(Items listed in a dataset)
┌──

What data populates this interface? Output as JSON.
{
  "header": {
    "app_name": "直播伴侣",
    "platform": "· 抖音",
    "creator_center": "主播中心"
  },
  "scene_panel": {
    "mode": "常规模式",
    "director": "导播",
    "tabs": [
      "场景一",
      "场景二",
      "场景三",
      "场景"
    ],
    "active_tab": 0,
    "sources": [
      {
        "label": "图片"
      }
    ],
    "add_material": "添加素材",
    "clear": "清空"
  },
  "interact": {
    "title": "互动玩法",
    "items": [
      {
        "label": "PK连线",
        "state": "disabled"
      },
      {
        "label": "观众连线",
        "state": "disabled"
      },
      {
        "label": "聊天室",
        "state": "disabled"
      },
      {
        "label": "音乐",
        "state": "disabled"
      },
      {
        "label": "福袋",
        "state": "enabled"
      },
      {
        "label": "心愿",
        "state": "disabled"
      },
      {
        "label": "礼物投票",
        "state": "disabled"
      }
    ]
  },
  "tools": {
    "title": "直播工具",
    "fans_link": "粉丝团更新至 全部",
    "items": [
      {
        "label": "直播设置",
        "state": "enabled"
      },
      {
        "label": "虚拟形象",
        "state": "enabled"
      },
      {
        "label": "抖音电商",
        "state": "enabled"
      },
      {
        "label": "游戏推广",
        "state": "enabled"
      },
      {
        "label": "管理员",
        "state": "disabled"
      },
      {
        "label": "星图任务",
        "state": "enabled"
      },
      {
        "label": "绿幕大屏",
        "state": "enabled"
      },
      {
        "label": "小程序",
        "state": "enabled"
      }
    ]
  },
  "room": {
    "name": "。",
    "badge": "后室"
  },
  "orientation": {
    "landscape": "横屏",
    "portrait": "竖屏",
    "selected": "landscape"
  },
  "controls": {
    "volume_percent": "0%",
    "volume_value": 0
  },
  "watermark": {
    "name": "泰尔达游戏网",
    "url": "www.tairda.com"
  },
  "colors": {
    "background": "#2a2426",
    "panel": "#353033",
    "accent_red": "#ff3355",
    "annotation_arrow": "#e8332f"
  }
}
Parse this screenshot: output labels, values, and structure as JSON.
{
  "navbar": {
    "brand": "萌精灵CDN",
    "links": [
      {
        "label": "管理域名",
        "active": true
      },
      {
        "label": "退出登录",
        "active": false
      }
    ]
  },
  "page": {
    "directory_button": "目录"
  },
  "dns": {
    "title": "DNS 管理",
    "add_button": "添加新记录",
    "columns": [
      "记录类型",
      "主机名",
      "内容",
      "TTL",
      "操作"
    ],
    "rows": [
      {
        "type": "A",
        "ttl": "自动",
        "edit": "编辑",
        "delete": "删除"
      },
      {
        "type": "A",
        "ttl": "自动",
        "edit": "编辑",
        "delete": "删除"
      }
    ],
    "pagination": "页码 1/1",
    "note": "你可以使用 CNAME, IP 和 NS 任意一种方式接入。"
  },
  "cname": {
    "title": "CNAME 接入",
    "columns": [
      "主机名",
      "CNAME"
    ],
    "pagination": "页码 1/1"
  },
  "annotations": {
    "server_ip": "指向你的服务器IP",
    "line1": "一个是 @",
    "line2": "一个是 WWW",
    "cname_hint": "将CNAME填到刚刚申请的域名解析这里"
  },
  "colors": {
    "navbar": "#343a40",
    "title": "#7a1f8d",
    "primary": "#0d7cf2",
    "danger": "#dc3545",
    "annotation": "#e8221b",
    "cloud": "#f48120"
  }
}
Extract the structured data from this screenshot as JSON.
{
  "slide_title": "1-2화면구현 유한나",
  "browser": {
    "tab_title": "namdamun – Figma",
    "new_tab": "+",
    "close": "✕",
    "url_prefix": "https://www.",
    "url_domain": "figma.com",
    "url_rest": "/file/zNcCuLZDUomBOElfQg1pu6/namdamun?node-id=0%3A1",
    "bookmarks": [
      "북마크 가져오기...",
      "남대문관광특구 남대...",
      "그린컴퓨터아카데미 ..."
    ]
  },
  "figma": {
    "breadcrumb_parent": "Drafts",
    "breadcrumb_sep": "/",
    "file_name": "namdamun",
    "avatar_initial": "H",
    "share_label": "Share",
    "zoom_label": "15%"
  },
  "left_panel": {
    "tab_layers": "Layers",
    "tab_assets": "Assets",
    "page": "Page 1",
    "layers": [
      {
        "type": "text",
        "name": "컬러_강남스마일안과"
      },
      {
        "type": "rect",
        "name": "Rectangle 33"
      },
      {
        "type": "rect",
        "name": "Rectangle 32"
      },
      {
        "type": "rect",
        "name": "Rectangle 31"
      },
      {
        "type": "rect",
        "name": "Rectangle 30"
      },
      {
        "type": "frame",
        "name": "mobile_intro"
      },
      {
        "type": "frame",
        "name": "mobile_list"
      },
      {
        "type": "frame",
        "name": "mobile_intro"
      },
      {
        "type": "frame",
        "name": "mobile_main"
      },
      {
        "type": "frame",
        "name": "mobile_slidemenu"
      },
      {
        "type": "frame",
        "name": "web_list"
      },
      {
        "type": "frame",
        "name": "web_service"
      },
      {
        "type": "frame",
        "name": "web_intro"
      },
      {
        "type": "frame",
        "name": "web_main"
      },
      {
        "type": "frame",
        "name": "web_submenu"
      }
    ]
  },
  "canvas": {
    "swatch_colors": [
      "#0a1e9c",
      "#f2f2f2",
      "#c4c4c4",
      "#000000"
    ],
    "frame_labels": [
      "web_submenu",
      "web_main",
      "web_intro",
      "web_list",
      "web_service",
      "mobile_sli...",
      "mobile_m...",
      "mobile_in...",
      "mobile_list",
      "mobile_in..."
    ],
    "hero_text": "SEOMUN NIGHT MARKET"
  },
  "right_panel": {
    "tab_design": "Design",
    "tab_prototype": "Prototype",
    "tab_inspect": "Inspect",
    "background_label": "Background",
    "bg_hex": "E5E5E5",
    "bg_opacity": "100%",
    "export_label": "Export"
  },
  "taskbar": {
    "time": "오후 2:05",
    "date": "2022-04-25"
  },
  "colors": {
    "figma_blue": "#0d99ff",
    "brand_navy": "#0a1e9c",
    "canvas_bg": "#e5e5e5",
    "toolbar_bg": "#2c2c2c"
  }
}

└──

▶ Instructions for the task
Write out all records exactly, keeping every detail.

▶ Result for this task
What data populates this interface? Output as JSON.
{
  "header": {
    "app_name": "直播伴侣",
    "platform": "· 抖音",
    "creator_center": "主播中心"
  },
  "scene_panel": {
    "mode": "常规模式",
    "director": "导播",
    "tabs": [
      "场景一",
      "场景二",
      "场景三",
      "场景"
    ],
    "active_tab": 0,
    "sources": [
      {
        "label": "图片"
      }
    ],
    "add_material": "添加素材",
    "clear": "清空"
  },
  "interact": {
    "title": "互动玩法",
    "items": [
      {
        "label": "PK连线",
        "state": "disabled"
      },
      {
        "label": "观众连线",
        "state": "disabled"
      },
      {
        "label": "聊天室",
        "state": "disabled"
      },
      {
        "label": "音乐",
        "state": "disabled"
      },
      {
        "label": "福袋",
        "state": "enabled"
      },
      {
        "label": "心愿",
        "state": "disabled"
      },
      {
        "label": "礼物投票",
        "state": "disabled"
      }
    ]
  },
  "tools": {
    "title": "直播工具",
    "fans_link": "粉丝团更新至 全部",
    "items": [
      {
        "label": "直播设置",
        "state": "enabled"
      },
      {
        "label": "虚拟形象",
        "state": "enabled"
      },
      {
        "label": "抖音电商",
        "state": "enabled"
      },
      {
        "label": "游戏推广",
        "state": "enabled"
      },
      {
        "label": "管理员",
        "state": "disabled"
      },
      {
        "label": "星图任务",
        "state": "enabled"
      },
      {
        "label": "绿幕大屏",
        "state": "enabled"
      },
      {
        "label": "小程序",
        "state": "enabled"
      }
    ]
  },
  "room": {
    "name": "。",
    "badge": "后室"
  },
  "orientation": {
    "landscape": "横屏",
    "portrait": "竖屏",
    "selected": "landscape"
  },
  "controls": {
    "volume_percent": "0%",
    "volume_value": 0
  },
  "watermark": {
    "name": "泰尔达游戏网",
    "url": "www.tairda.com"
  },
  "colors": {
    "background": "#2a2426",
    "panel": "#353033",
    "accent_red": "#ff3355",
    "annotation_arrow": "#e8332f"
  }
}
Parse this screenshot: output labels, values, and structure as JSON.
{
  "navbar": {
    "brand": "萌精灵CDN",
    "links": [
      {
        "label": "管理域名",
        "active": true
      },
      {
        "label": "退出登录",
        "active": false
      }
    ]
  },
  "page": {
    "directory_button": "目录"
  },
  "dns": {
    "title": "DNS 管理",
    "add_button": "添加新记录",
    "columns": [
      "记录类型",
      "主机名",
      "内容",
      "TTL",
      "操作"
    ],
    "rows": [
      {
        "type": "A",
        "ttl": "自动",
        "edit": "编辑",
        "delete": "删除"
      },
      {
        "type": "A",
        "ttl": "自动",
        "edit": "编辑",
        "delete": "删除"
      }
    ],
    "pagination": "页码 1/1",
    "note": "你可以使用 CNAME, IP 和 NS 任意一种方式接入。"
  },
  "cname": {
    "title": "CNAME 接入",
    "columns": [
      "主机名",
      "CNAME"
    ],
    "pagination": "页码 1/1"
  },
  "annotations": {
    "server_ip": "指向你的服务器IP",
    "line1": "一个是 @",
    "line2": "一个是 WWW",
    "cname_hint": "将CNAME填到刚刚申请的域名解析这里"
  },
  "colors": {
    "navbar": "#343a40",
    "title": "#7a1f8d",
    "primary": "#0d7cf2",
    "danger": "#dc3545",
    "annotation": "#e8221b",
    "cloud": "#f48120"
  }
}
Extract the structured data from this screenshot as JSON.
{
  "slide_title": "1-2화면구현 유한나",
  "browser": {
    "tab_title": "namdamun – Figma",
    "new_tab": "+",
    "close": "✕",
    "url_prefix": "https://www.",
    "url_domain": "figma.com",
    "url_rest": "/file/zNcCuLZDUomBOElfQg1pu6/namdamun?node-id=0%3A1",
    "bookmarks": [
      "북마크 가져오기...",
      "남대문관광특구 남대...",
      "그린컴퓨터아카데미 ..."
    ]
  },
  "figma": {
    "breadcrumb_parent": "Drafts",
    "breadcrumb_sep": "/",
    "file_name": "namdamun",
    "avatar_initial": "H",
    "share_label": "Share",
    "zoom_label": "15%"
  },
  "left_panel": {
    "tab_layers": "Layers",
    "tab_assets": "Assets",
    "page": "Page 1",
    "layers": [
      {
        "type": "text",
        "name": "컬러_강남스마일안과"
      },
      {
        "type": "rect",
        "name": "Rectangle 33"
      },
      {
        "type": "rect",
        "name": "Rectangle 32"
      },
      {
        "type": "rect",
        "name": "Rectangle 31"
      },
      {
        "type": "rect",
        "name": "Rectangle 30"
      },
      {
        "type": "frame",
        "name": "mobile_intro"
      },
      {
        "type": "frame",
        "name": "mobile_list"
      },
      {
        "type": "frame",
        "name": "mobile_intro"
      },
      {
        "type": "frame",
        "name": "mobile_main"
      },
      {
        "type": "frame",
        "name": "mobile_slidemenu"
      },
      {
        "type": "frame",
        "name": "web_list"
      },
      {
        "type": "frame",
        "name": "web_service"
      },
      {
        "type": "frame",
        "name": "web_intro"
      },
      {
        "type": "frame",
        "name": "web_main"
      },
      {
        "type": "frame",
        "name": "web_submenu"
      }
    ]
  },
  "canvas": {
    "swatch_colors": [
      "#0a1e9c",
      "#f2f2f2",
      "#c4c4c4",
      "#000000"
    ],
    "frame_labels": [
      "web_submenu",
      "web_main",
      "web_intro",
      "web_list",
      "web_service",
      "mobile_sli...",
      "mobile_m...",
      "mobile_in...",
      "mobile_list",
      "mobile_in..."
    ],
    "hero_text": "SEOMUN NIGHT MARKET"
  },
  "right_panel": {
    "tab_design": "Design",
    "tab_prototype": "Prototype",
    "tab_inspect": "Inspect",
    "background_label": "Background",
    "bg_hex": "E5E5E5",
    "bg_opacity": "100%",
    "export_label": "Export"
  },
  "taskbar": {
    "time": "오후 2:05",
    "date": "2022-04-25"
  },
  "colors": {
    "figma_blue": "#0d99ff",
    "brand_navy": "#0a1e9c",
    "canvas_bg": "#e5e5e5",
    "toolbar_bg": "#2c2c2c"
  }
}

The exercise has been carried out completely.